• _Task to complete_: Go through the listing and pick out each line with the word "time" in it.

▬▬▬

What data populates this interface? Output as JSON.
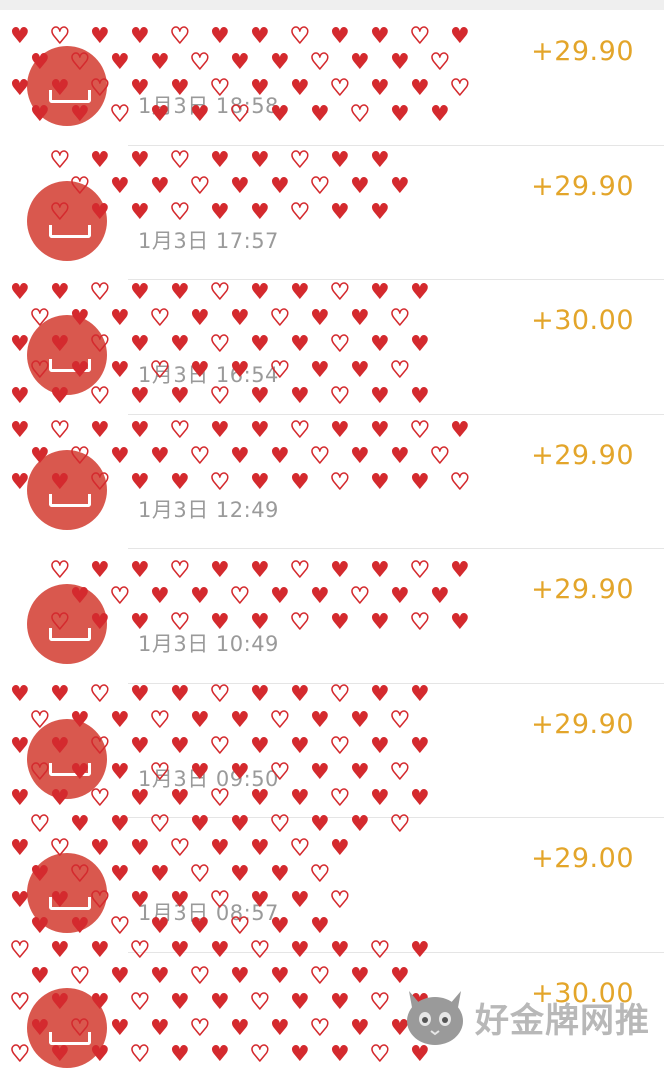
{
  "transactions": [
    {
      "name": "",
      "time": "1月3日 18:58",
      "amount": "+29.90"
    },
    {
      "name": "",
      "time": "1月3日 17:57",
      "amount": "+29.90"
    },
    {
      "name": "",
      "time": "1月3日 16:54",
      "amount": "+30.00"
    },
    {
      "name": "",
      "time": "1月3日 12:49",
      "amount": "+29.90"
    },
    {
      "name": "",
      "time": "1月3日 10:49",
      "amount": "+29.90"
    },
    {
      "name": "",
      "time": "1月3日 09:50",
      "amount": "+29.90"
    },
    {
      "name": "",
      "time": "1月3日 08:57",
      "amount": "+29.00"
    },
    {
      "name": "",
      "time": "",
      "amount": "+30.00"
    }
  ],
  "watermark": {
    "text": "好金牌网推"
  },
  "colors": {
    "amount": "#e3a52a",
    "avatar": "#d9584e",
    "censor": "#d42a2e"
  }
}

▬▬▬

• _Problem solution_:
      "time": "1月3日 18:58",
      "time": "1月3日 17:57",
      "time": "1月3日 16:54",
      "time": "1月3日 12:49",
      "time": "1月3日 10:49",
      "time": "1月3日 09:50",
      "time": "1月3日 08:57",
      "time": "",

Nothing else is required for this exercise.